___ Dataset rows

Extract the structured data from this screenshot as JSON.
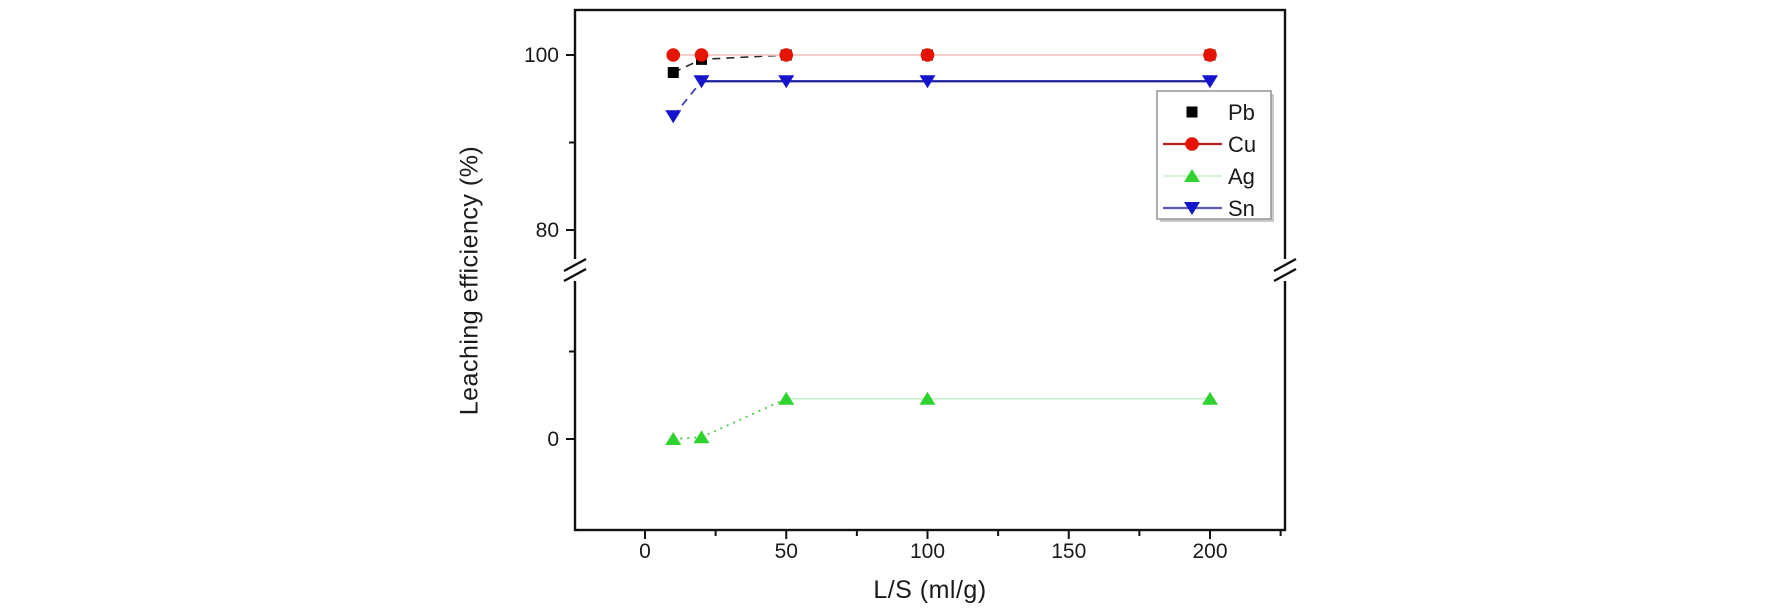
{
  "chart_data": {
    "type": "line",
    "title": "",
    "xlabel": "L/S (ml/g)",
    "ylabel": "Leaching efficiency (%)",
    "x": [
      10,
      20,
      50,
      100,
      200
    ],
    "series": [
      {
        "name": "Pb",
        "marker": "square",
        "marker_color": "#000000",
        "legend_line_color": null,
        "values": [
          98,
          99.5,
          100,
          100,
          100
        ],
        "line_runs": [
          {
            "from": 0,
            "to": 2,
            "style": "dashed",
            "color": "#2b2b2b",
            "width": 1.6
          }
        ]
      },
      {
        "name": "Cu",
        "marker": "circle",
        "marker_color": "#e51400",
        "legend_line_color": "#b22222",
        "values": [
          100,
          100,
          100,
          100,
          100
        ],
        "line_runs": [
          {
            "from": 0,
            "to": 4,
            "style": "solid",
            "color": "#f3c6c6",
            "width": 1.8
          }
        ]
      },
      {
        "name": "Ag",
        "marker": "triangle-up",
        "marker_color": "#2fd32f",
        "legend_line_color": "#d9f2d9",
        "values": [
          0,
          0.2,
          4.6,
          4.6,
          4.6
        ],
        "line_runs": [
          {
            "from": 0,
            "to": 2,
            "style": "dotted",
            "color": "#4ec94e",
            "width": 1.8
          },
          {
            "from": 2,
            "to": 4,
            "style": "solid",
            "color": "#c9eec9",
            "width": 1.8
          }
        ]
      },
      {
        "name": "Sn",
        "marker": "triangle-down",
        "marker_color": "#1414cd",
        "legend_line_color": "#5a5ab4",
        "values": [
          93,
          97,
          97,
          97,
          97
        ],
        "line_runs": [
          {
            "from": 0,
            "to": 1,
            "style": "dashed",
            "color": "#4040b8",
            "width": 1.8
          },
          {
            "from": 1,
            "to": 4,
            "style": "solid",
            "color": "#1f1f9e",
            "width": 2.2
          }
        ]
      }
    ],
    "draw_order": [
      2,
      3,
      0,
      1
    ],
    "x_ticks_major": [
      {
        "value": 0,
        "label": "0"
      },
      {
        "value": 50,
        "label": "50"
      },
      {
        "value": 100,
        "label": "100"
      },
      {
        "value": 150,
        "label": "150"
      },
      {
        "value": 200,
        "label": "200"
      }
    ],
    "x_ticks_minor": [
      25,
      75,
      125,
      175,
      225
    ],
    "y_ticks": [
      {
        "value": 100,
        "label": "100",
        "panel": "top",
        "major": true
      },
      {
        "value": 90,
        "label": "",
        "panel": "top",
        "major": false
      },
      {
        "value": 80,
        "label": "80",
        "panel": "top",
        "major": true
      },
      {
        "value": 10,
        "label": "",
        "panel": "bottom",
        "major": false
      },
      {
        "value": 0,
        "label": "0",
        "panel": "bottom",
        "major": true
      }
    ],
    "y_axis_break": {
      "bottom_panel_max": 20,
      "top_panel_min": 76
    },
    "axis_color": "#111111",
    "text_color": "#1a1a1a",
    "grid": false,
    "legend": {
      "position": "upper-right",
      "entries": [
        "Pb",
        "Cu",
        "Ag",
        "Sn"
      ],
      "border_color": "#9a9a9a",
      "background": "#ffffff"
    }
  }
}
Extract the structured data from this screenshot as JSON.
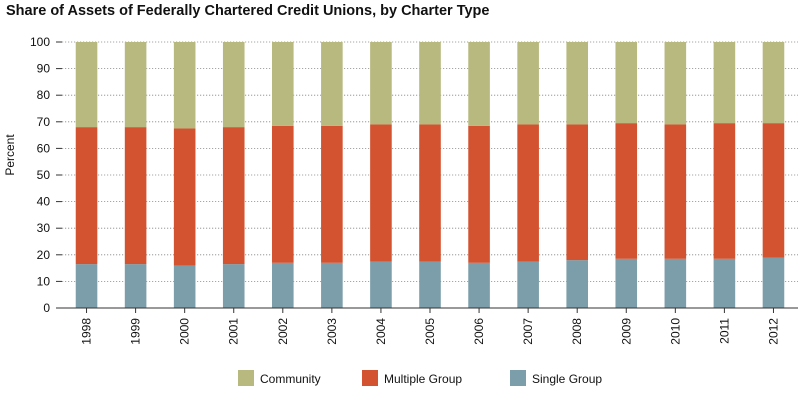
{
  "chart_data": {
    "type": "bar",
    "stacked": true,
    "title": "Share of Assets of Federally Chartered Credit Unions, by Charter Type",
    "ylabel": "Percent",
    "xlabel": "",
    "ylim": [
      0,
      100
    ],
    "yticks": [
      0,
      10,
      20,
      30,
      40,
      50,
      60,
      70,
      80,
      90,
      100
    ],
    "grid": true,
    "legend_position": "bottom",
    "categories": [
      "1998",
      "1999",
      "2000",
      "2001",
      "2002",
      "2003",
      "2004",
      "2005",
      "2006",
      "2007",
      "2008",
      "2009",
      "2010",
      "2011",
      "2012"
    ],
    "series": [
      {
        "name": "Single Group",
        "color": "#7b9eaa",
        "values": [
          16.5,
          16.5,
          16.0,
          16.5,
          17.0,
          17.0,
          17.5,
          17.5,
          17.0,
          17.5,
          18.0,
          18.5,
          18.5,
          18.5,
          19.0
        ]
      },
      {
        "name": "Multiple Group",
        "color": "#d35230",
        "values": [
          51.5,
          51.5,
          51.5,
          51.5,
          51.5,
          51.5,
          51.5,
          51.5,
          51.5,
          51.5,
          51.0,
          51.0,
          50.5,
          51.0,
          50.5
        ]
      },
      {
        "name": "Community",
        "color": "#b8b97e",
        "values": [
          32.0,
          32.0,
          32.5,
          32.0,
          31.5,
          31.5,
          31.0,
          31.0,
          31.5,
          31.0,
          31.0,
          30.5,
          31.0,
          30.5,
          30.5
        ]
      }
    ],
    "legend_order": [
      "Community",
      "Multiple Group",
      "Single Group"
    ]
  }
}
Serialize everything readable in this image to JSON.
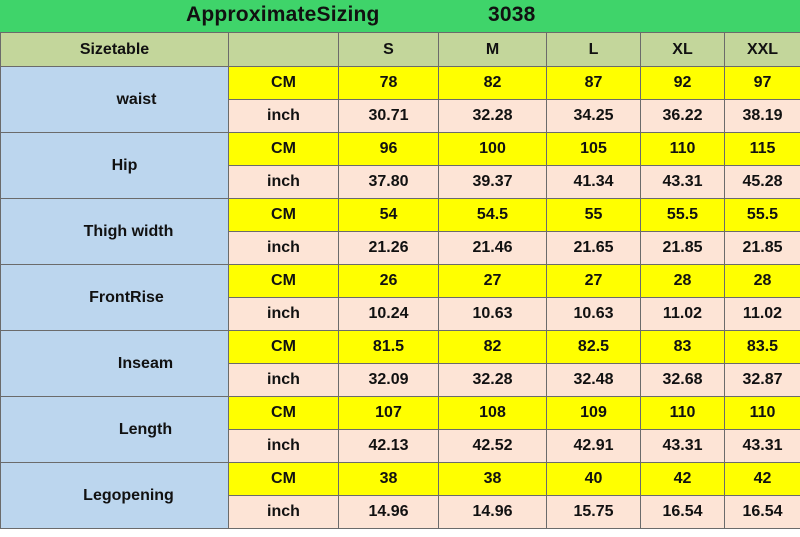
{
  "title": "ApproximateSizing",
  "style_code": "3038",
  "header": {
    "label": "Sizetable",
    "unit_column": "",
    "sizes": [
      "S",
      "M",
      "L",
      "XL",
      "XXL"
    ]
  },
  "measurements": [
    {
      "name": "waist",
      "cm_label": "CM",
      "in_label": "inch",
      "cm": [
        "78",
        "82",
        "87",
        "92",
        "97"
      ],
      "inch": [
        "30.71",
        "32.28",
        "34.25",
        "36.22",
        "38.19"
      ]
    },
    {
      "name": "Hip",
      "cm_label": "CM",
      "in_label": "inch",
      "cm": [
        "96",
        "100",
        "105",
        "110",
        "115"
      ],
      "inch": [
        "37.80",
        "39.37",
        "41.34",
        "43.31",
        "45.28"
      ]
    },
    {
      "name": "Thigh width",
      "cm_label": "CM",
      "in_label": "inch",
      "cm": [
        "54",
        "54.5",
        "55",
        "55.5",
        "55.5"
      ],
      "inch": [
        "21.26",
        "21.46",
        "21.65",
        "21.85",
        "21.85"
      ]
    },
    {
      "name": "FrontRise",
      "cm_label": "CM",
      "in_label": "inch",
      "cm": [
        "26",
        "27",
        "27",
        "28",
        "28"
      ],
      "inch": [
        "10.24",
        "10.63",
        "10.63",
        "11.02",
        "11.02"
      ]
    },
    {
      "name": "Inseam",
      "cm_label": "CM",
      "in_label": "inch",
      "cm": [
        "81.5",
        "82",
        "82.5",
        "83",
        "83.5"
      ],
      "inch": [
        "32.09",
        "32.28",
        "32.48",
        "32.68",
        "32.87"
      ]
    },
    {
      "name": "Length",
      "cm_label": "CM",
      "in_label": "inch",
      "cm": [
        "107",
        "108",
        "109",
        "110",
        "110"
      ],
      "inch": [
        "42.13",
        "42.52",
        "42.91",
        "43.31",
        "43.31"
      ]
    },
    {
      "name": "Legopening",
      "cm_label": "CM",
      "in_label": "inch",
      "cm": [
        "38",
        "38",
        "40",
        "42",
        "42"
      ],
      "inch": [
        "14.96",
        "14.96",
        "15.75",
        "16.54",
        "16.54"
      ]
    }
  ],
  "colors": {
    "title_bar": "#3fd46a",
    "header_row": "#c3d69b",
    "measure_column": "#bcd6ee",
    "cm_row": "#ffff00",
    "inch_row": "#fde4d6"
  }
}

______

> [Your task]
Copy all lines from the data that hold the word "ylabel".

> [The completed task]
    "ylabel": "Leaching efficiency (%)",
    "ylabel": "Percent",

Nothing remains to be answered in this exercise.